• _Instructions to follow_
Work out the number of lines in the listing that include the string "curve". Reply with that number alone.

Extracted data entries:
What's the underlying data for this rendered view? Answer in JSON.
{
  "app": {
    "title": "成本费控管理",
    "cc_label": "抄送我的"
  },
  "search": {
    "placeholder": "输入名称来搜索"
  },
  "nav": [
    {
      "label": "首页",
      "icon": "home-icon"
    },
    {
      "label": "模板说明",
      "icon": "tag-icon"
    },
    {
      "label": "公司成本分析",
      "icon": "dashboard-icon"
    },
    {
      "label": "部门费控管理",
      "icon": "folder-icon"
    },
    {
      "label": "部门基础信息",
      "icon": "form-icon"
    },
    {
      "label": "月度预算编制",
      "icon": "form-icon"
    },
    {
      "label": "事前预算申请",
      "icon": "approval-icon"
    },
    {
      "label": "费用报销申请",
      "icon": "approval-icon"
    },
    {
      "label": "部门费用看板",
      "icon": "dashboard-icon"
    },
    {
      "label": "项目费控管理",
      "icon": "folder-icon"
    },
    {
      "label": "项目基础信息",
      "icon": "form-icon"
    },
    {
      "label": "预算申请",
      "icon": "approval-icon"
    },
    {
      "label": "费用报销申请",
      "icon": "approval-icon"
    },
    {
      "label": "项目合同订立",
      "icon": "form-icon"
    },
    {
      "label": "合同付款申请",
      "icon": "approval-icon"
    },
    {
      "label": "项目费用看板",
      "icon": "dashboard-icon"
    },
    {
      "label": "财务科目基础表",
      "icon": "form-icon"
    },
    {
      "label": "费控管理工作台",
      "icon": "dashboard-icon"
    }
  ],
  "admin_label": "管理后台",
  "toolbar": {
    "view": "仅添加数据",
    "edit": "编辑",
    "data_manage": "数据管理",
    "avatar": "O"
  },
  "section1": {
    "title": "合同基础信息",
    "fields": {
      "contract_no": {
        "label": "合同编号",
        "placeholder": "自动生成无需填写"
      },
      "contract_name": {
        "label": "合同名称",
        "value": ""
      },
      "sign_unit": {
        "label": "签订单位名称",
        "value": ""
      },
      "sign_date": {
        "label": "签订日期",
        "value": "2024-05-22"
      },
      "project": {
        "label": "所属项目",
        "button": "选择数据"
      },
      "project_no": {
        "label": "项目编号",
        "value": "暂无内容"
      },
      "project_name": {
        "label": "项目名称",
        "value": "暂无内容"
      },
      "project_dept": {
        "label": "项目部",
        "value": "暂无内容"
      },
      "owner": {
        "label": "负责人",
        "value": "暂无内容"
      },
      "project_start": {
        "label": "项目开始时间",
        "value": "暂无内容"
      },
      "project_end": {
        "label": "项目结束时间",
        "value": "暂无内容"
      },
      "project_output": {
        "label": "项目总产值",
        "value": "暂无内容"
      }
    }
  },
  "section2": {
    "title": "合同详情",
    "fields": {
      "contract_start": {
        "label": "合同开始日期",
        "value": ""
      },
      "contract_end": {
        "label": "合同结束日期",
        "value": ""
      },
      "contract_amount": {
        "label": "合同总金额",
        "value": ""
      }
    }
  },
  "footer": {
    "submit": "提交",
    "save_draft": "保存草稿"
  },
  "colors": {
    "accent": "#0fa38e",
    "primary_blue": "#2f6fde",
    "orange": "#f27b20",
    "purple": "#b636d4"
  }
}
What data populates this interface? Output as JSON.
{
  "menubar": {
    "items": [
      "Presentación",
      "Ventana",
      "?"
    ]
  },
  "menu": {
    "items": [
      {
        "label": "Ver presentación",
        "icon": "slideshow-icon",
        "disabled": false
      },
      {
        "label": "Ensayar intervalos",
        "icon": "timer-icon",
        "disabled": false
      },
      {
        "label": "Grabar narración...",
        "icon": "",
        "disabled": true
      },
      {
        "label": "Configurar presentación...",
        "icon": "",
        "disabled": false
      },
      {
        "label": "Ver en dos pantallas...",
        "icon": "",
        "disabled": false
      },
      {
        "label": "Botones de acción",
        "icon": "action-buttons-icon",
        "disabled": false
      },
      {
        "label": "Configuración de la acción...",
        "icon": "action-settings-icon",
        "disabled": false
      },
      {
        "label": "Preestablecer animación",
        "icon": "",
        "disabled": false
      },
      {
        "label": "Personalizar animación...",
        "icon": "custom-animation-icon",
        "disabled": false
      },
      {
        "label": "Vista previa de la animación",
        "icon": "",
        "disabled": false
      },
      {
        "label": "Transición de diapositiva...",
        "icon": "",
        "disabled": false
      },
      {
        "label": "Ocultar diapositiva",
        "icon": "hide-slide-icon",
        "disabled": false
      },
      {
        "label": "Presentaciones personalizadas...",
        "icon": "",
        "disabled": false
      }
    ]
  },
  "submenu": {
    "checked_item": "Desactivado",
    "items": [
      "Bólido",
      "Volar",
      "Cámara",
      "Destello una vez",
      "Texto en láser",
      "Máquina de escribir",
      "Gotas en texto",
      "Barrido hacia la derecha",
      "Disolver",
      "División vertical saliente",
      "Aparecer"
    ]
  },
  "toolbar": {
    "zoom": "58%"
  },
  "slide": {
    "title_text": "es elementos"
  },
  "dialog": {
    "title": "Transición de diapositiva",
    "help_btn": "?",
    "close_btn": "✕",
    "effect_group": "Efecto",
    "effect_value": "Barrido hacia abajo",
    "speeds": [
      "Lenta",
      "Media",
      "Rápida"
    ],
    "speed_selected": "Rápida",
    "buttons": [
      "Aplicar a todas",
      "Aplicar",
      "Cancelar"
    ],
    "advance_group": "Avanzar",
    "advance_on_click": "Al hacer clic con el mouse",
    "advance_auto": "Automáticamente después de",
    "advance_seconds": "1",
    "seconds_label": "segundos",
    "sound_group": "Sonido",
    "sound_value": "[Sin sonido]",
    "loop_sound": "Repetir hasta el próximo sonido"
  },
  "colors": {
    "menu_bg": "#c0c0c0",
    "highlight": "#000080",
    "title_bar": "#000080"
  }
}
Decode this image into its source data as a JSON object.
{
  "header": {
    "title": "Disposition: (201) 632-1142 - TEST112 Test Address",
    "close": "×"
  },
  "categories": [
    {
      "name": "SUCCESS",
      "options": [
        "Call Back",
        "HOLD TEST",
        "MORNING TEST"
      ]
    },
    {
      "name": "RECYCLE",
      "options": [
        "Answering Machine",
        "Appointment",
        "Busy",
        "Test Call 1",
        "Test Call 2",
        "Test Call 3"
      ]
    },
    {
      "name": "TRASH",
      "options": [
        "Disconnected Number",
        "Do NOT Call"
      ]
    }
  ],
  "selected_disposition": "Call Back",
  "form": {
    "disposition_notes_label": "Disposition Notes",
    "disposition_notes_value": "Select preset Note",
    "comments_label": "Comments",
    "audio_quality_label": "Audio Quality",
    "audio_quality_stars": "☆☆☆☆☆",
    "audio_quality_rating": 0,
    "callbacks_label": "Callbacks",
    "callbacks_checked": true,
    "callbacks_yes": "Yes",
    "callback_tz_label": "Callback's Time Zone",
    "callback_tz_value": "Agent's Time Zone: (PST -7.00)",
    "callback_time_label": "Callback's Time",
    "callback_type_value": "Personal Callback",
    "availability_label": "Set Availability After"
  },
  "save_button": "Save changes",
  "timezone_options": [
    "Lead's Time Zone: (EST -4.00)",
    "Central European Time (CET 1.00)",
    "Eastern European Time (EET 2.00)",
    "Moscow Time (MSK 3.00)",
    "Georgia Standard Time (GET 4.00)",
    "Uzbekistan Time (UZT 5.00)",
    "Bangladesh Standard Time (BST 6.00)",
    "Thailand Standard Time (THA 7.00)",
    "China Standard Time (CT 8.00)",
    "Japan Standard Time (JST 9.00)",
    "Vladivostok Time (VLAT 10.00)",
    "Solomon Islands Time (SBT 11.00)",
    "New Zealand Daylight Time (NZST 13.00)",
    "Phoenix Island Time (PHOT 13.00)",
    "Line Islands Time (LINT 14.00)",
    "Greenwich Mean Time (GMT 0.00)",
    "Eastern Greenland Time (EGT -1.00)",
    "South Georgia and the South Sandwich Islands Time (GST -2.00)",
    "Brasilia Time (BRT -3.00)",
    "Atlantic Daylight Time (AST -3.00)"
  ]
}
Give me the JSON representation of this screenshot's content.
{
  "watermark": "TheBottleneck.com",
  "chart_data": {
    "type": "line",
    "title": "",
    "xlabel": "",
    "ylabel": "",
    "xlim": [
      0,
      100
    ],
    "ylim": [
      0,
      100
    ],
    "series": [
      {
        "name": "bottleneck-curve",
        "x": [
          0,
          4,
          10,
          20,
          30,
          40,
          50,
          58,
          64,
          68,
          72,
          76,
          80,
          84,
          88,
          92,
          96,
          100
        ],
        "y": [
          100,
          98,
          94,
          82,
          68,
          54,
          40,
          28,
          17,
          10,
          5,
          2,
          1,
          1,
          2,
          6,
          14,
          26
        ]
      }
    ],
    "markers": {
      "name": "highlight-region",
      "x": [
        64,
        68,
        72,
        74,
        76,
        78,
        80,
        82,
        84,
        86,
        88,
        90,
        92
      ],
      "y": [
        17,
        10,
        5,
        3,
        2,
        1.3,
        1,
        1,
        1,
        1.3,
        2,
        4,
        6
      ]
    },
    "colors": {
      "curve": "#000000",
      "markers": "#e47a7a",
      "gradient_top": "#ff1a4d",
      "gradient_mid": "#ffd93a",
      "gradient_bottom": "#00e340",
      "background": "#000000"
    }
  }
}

• _Solution_
2